#### [Passage]
— START —

The USMCA reshapes how foreign investors navigate cross-border protections in North America—introducing tighter procedural rules, fewer automatic guarantees, and a sharper distinction between strategic sectors and general investment.
The United States–Mexico–Canada Agreement (USMCA) dramatically shifts the framework for cross-border investment protection in North America. Superseding the Chapter 11 framework of NAFTA, Chapter 14 narrows investor access to investor-state dispute settlement (ISDS), limiting it exclusively to claims between the U.S. and Mexico, and only for defined dispute types. Canadian investors are now directed to alternative agreements—such as the CPTPP—to protect foreign investments.
Dual Pathways: General vs. Government-Backed Investments
The USMCA adopts a two-track model for investment protection. Annex 14-D applies to general investments and offers a narrower set of guarantees:
- National treatment (excluding the right to establish an investment): foreign investors must be treated no less favorably than domestic investors after they have entered the market. This applies to the operation and management of the investment, not its creation.
- Most-favored-nation (MFN) treatment (limited to protections after an investment has been established): investors cannot be treated less favorably than those from other countries with whom the host state has treaties, but this applies only once the investment is in place—not during entry.

— END —

#### [Written task 1]
Repeat the passage on USMCA investment protection in full, word for word.
#### [Written task 2]
Report every line of the records that contains the string "CHPG".

Spatial annotation entries:
— START —

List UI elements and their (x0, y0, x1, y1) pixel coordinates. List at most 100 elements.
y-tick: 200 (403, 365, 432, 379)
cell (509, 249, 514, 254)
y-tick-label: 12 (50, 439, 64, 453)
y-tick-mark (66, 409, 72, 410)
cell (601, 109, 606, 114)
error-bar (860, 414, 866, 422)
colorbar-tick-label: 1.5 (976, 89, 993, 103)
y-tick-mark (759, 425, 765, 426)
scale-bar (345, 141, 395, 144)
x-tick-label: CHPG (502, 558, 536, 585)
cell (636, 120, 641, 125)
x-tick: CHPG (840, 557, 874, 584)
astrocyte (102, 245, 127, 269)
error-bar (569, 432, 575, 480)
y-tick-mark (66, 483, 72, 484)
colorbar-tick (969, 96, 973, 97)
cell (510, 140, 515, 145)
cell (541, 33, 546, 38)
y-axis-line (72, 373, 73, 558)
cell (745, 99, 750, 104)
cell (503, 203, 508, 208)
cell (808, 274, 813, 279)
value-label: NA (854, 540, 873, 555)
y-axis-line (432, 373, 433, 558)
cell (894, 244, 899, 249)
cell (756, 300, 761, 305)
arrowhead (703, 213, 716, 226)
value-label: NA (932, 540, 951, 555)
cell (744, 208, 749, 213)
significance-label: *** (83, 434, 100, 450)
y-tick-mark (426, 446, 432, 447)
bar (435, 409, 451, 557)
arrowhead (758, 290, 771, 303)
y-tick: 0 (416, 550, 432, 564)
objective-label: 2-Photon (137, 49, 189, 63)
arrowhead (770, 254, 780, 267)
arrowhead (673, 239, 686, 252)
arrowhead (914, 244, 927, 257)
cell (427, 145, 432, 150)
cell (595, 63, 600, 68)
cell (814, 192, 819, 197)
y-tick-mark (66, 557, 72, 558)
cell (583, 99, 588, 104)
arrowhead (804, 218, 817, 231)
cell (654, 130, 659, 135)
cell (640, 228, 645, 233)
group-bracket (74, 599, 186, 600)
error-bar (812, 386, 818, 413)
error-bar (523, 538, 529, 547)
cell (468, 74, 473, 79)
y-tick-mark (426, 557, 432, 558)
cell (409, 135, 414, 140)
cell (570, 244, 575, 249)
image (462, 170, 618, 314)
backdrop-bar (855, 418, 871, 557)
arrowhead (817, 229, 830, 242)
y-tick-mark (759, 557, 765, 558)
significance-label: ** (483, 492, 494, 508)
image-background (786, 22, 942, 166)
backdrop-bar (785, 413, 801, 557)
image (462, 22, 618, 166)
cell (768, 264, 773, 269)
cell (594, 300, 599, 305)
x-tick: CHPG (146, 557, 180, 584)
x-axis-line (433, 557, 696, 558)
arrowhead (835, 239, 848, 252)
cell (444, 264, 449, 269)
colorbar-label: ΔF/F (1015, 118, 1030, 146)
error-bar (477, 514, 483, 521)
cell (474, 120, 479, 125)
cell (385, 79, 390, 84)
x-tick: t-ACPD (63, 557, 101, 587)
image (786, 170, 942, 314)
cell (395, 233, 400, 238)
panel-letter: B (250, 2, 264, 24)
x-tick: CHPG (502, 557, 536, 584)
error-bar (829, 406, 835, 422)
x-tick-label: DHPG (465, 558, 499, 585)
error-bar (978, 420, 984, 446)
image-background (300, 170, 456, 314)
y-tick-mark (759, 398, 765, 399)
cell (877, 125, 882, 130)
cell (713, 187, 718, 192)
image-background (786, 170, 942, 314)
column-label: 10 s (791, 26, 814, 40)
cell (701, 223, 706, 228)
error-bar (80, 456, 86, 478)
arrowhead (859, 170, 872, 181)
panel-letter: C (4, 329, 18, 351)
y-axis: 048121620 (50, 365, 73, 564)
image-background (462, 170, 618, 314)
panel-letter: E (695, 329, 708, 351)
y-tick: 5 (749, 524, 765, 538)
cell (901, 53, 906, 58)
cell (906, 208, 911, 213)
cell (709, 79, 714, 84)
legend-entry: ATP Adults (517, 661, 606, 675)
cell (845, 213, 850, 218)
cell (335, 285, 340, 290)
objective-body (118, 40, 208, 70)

— END —

#### [Task response 1]
The USMCA reshapes how foreign investors navigate cross-border protections in North America—introducing tighter procedural rules, fewer automatic guarantees, and a sharper distinction between strategic sectors and general investment.
The United States–Mexico–Canada Agreement (USMCA) dramatically shifts the framework for cross-border investment protection in North America. Superseding the Chapter 11 framework of NAFTA, Chapter 14 narrows investor access to investor-state dispute settlement (ISDS), limiting it exclusively to claims between the U.S. and Mexico, and only for defined dispute types. Canadian investors are now directed to alternative agreements—such as the CPTPP—to protect foreign investments.
Dual Pathways: General vs. Government-Backed Investments
The USMCA adopts a two-track model for investment protection. Annex 14-D applies to general investments and offers a narrower set of guarantees:
- National treatment (excluding the right to establish an investment): foreign investors must be treated no less favorably than domestic investors after they have entered the market. This applies to the operation and management of the investment, not its creation.
- Most-favored-nation (MFN) treatment (limited to protections after an investment has been established): investors cannot be treated less favorably than those from other countries with whom the host state has treaties, but this applies only once the investment is in place—not during entry.

#### [Task response 2]
x-tick-label: CHPG (502, 558, 536, 585)
x-tick: CHPG (840, 557, 874, 584)
x-tick: CHPG (146, 557, 180, 584)
x-tick: CHPG (502, 557, 536, 584)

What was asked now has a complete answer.